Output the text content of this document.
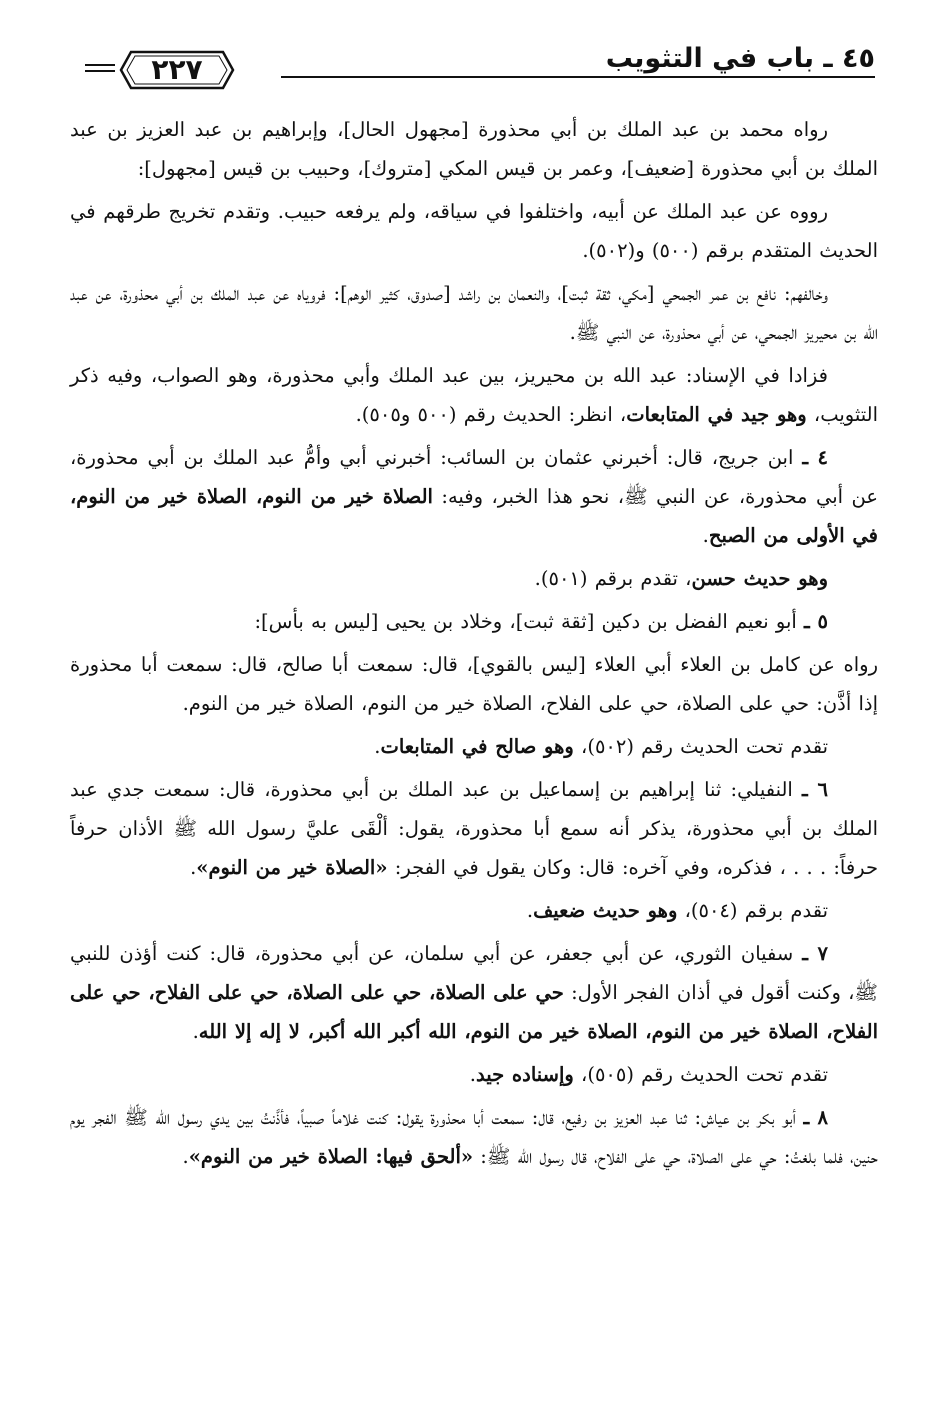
٤٥ ـ باب في التثويب
٢٢٧

رواه محمد بن عبد الملك بن أبي محذورة [مجهول الحال]، وإبراهيم بن عبد العزيز بن عبد الملك بن أبي محذورة [ضعيف]، وعمر بن قيس المكي [متروك]، وحبيب بن قيس [مجهول]:

رووه عن عبد الملك عن أبيه، واختلفوا في سياقه، ولم يرفعه حبيب. وتقدم تخريج طرقهم في الحديث المتقدم برقم (٥٠٠) و(٥٠٢).

وخالفهم: نافع بن عمر الجمحي [مكي، ثقة ثبت]، والنعمان بن راشد [صدوق، كثير الوهم]: فروياه عن عبد الملك بن أبي محذورة، عن عبد الله بن محيريز الجمحي، عن أبي محذورة، عن النبي ﷺ.

فزادا في الإسناد: عبد الله بن محيريز، بين عبد الملك وأبي محذورة، وهو الصواب، وفيه ذكر التثويب، وهو جيد في المتابعات، انظر: الحديث رقم (٥٠٠ و٥٠٥).

٤ ـ ابن جريج، قال: أخبرني عثمان بن السائب: أخبرني أبي وأمُّ عبد الملك بن أبي محذورة، عن أبي محذورة، عن النبي ﷺ، نحو هذا الخبر، وفيه: الصلاة خير من النوم، الصلاة خير من النوم، في الأولى من الصبح.

وهو حديث حسن، تقدم برقم (٥٠١).

٥ ـ أبو نعيم الفضل بن دكين [ثقة ثبت]، وخلاد بن يحيى [ليس به بأس]:

رواه عن كامل بن العلاء أبي العلاء [ليس بالقوي]، قال: سمعت أبا صالح، قال: سمعت أبا محذورة إذا أذَّن: حي على الصلاة، حي على الفلاح، الصلاة خير من النوم، الصلاة خير من النوم.

تقدم تحت الحديث رقم (٥٠٢)، وهو صالح في المتابعات.

٦ ـ النفيلي: ثنا إبراهيم بن إسماعيل بن عبد الملك بن أبي محذورة، قال: سمعت جدي عبد الملك بن أبي محذورة، يذكر أنه سمع أبا محذورة، يقول: ألْقَى عليَّ رسول الله ﷺ الأذان حرفاً حرفاً: . . . ، فذكره، وفي آخره: قال: وكان يقول في الفجر: «الصلاة خير من النوم».

تقدم برقم (٥٠٤)، وهو حديث ضعيف.

٧ ـ سفيان الثوري، عن أبي جعفر، عن أبي سلمان، عن أبي محذورة، قال: كنت أؤذن للنبي ﷺ، وكنت أقول في أذان الفجر الأول: حي على الصلاة، حي على الصلاة، حي على الفلاح، حي على الفلاح، الصلاة خير من النوم، الصلاة خير من النوم، الله أكبر الله أكبر، لا إله إلا الله.

تقدم تحت الحديث رقم (٥٠٥)، وإسناده جيد.

٨ ـ أبو بكر بن عياش: ثنا عبد العزيز بن رفيع، قال: سمعت أبا محذورة يقول: كنت غلاماً صبياً، فأذَّنتُ بين يدي رسول الله ﷺ الفجر يوم حنين، فلما بلغتُ: حي على الصلاة، حي على الفلاح، قال رسول الله ﷺ: «ألحق فيها: الصلاة خير من النوم».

□ □ □ □ □

Pull out all lines from the listing that contain the string "التثويب".

- **Solution to the exercise**
٤٥ ـ باب في التثويب
فزادا في الإسناد: عبد الله بن محيريز، بين عبد الملك وأبي محذورة، وهو الصواب، وفيه ذكر التثويب، وهو جيد في المتابعات، انظر: الحديث رقم (٥٠٠ و٥٠٥).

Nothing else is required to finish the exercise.